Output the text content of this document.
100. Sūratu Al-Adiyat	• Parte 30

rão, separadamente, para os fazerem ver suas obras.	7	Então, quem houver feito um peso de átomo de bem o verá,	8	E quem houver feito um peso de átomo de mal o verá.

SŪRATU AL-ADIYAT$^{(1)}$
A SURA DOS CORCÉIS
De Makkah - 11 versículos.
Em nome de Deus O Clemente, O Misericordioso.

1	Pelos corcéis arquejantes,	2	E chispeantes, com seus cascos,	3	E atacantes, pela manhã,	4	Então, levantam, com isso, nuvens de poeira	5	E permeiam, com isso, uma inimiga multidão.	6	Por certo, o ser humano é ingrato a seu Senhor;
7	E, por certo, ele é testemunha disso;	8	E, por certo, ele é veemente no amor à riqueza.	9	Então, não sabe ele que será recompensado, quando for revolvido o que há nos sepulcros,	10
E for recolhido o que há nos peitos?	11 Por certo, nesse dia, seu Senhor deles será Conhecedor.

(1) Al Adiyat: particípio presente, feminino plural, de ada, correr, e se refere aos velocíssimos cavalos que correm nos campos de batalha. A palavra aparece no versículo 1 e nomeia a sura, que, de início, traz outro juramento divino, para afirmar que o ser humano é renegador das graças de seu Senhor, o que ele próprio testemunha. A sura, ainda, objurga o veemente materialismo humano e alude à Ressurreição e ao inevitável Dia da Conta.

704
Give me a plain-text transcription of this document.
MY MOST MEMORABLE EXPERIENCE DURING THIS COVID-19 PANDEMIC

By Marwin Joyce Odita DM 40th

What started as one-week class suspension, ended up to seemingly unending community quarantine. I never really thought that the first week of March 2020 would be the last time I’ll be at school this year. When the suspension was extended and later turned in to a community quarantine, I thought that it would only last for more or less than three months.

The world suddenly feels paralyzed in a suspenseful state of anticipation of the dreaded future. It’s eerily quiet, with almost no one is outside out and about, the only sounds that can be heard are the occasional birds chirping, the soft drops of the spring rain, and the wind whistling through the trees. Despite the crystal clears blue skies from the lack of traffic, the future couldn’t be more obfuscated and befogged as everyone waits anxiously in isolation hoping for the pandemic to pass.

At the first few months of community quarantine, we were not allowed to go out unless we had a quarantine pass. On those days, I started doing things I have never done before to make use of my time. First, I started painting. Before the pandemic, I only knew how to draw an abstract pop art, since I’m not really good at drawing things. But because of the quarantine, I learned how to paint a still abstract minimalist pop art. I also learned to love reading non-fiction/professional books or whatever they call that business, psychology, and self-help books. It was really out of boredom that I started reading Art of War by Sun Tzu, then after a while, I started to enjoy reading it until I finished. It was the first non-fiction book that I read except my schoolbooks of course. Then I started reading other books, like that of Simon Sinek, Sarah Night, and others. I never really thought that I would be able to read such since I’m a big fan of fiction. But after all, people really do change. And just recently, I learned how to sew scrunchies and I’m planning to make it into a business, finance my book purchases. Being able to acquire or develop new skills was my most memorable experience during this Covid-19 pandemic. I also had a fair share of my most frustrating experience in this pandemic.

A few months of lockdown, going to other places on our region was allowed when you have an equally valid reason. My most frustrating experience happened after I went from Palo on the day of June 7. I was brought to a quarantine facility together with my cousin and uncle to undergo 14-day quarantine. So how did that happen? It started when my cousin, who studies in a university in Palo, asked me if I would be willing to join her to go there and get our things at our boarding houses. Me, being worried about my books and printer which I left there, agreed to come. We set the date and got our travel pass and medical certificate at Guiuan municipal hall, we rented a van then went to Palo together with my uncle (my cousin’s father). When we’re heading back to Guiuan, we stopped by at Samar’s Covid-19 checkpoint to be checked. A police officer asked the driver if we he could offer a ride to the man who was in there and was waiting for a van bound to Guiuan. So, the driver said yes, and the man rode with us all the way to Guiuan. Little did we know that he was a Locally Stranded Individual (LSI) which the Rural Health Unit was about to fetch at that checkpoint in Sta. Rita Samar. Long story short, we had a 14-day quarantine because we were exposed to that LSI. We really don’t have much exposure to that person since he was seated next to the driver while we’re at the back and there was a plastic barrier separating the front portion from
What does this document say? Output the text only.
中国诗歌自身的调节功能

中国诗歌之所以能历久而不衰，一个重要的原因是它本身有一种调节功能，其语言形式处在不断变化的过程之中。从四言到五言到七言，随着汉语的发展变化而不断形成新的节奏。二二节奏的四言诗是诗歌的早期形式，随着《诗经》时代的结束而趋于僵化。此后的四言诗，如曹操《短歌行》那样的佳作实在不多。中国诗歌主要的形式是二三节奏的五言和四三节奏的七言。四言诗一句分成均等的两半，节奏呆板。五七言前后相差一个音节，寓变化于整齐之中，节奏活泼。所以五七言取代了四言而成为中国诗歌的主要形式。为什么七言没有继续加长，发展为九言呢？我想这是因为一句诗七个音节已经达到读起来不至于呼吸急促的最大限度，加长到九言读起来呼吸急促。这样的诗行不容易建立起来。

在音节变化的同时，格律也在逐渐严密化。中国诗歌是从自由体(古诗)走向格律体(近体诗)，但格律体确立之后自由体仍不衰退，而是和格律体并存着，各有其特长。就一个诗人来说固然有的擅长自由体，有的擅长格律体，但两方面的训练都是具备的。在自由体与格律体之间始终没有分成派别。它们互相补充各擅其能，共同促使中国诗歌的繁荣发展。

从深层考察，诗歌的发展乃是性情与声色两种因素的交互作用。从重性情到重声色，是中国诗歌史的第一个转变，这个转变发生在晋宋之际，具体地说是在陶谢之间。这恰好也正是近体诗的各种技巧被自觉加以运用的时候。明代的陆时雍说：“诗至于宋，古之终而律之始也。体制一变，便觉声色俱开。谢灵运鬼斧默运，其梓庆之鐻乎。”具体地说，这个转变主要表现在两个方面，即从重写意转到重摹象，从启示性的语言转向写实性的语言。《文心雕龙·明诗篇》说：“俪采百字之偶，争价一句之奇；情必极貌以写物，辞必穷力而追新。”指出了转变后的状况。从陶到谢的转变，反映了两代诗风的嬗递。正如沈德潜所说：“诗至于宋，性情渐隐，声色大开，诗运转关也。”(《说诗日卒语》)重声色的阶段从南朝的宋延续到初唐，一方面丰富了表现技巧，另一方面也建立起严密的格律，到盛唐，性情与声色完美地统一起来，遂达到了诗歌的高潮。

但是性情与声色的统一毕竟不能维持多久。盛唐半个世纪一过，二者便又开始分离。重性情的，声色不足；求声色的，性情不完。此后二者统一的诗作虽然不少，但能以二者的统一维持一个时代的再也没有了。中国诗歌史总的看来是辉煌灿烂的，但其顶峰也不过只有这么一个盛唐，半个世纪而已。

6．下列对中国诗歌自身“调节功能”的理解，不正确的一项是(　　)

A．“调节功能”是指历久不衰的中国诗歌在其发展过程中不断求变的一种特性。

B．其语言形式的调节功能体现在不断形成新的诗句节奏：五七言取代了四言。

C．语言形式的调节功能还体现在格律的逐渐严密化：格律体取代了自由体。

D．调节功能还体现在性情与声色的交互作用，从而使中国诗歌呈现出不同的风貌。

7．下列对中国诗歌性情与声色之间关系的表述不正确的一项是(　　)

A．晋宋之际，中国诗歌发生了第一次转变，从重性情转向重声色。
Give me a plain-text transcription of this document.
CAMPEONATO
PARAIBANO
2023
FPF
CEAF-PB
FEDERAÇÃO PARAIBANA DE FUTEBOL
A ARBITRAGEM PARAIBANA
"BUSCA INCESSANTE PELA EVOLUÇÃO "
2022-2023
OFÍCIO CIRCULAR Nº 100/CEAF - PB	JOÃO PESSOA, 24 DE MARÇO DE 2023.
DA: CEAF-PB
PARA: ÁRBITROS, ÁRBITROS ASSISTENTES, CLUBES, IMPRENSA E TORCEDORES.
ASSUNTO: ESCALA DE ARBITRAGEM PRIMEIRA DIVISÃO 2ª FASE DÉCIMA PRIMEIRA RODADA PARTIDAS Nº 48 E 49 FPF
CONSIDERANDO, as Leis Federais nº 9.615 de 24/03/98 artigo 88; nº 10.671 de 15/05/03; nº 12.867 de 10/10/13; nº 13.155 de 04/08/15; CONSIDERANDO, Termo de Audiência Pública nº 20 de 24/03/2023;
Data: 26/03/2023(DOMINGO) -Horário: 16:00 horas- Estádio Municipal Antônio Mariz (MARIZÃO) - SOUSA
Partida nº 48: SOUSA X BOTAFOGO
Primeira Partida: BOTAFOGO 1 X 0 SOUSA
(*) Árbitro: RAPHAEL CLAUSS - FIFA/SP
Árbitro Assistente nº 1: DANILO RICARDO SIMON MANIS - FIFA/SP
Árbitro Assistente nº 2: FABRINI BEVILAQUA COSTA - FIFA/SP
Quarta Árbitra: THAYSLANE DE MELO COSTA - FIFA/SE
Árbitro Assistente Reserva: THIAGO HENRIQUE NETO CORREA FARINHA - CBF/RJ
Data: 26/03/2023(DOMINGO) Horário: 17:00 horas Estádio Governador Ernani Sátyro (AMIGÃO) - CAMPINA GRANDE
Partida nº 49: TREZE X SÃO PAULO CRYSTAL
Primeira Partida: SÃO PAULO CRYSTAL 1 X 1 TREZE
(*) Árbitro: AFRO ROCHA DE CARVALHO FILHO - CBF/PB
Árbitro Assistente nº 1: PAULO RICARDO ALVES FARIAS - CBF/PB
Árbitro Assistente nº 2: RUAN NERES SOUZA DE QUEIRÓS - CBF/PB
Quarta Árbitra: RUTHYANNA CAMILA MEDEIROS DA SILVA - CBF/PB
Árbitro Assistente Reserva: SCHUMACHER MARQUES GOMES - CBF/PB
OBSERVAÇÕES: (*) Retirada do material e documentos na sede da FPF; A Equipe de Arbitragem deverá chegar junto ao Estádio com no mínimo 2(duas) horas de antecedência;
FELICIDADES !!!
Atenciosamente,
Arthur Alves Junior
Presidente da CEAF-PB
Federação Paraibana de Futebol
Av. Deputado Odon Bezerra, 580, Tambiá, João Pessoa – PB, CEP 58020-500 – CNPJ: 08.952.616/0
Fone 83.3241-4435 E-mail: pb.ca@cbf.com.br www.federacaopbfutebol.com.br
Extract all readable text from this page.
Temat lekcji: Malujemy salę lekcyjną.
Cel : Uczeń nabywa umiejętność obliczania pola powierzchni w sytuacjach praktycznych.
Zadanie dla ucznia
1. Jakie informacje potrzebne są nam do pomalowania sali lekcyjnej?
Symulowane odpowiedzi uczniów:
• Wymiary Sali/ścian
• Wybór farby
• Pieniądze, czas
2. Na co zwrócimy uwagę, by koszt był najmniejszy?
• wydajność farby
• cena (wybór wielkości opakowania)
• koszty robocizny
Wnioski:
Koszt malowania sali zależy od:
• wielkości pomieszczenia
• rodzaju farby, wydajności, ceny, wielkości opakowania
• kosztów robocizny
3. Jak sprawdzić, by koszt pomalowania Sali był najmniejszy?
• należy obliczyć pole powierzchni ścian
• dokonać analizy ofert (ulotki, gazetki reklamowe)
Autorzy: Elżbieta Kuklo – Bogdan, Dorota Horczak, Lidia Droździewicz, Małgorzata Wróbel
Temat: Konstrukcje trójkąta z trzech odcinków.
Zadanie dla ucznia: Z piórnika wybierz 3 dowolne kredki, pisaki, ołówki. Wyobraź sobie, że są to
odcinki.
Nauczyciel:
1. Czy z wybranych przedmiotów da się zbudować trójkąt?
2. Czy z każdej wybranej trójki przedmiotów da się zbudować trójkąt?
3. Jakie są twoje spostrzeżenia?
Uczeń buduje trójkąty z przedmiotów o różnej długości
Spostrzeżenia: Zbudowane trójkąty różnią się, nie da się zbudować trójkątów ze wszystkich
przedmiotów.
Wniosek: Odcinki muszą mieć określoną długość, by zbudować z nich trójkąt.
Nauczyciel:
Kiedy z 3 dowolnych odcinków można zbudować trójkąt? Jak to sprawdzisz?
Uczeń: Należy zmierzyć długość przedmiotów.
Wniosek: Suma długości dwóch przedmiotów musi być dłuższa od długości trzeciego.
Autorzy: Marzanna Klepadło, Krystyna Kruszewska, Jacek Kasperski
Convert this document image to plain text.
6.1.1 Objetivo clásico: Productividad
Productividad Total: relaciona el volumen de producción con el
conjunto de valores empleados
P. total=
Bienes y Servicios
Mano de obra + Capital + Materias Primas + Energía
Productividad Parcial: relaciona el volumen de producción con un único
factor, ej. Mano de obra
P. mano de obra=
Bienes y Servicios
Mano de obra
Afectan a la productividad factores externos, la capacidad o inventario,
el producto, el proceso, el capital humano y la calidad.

────

__Prompt__. Tally up how many lines in the preceding listing contain the word "Então". Give nothing but the number.

__Finished answer__. 3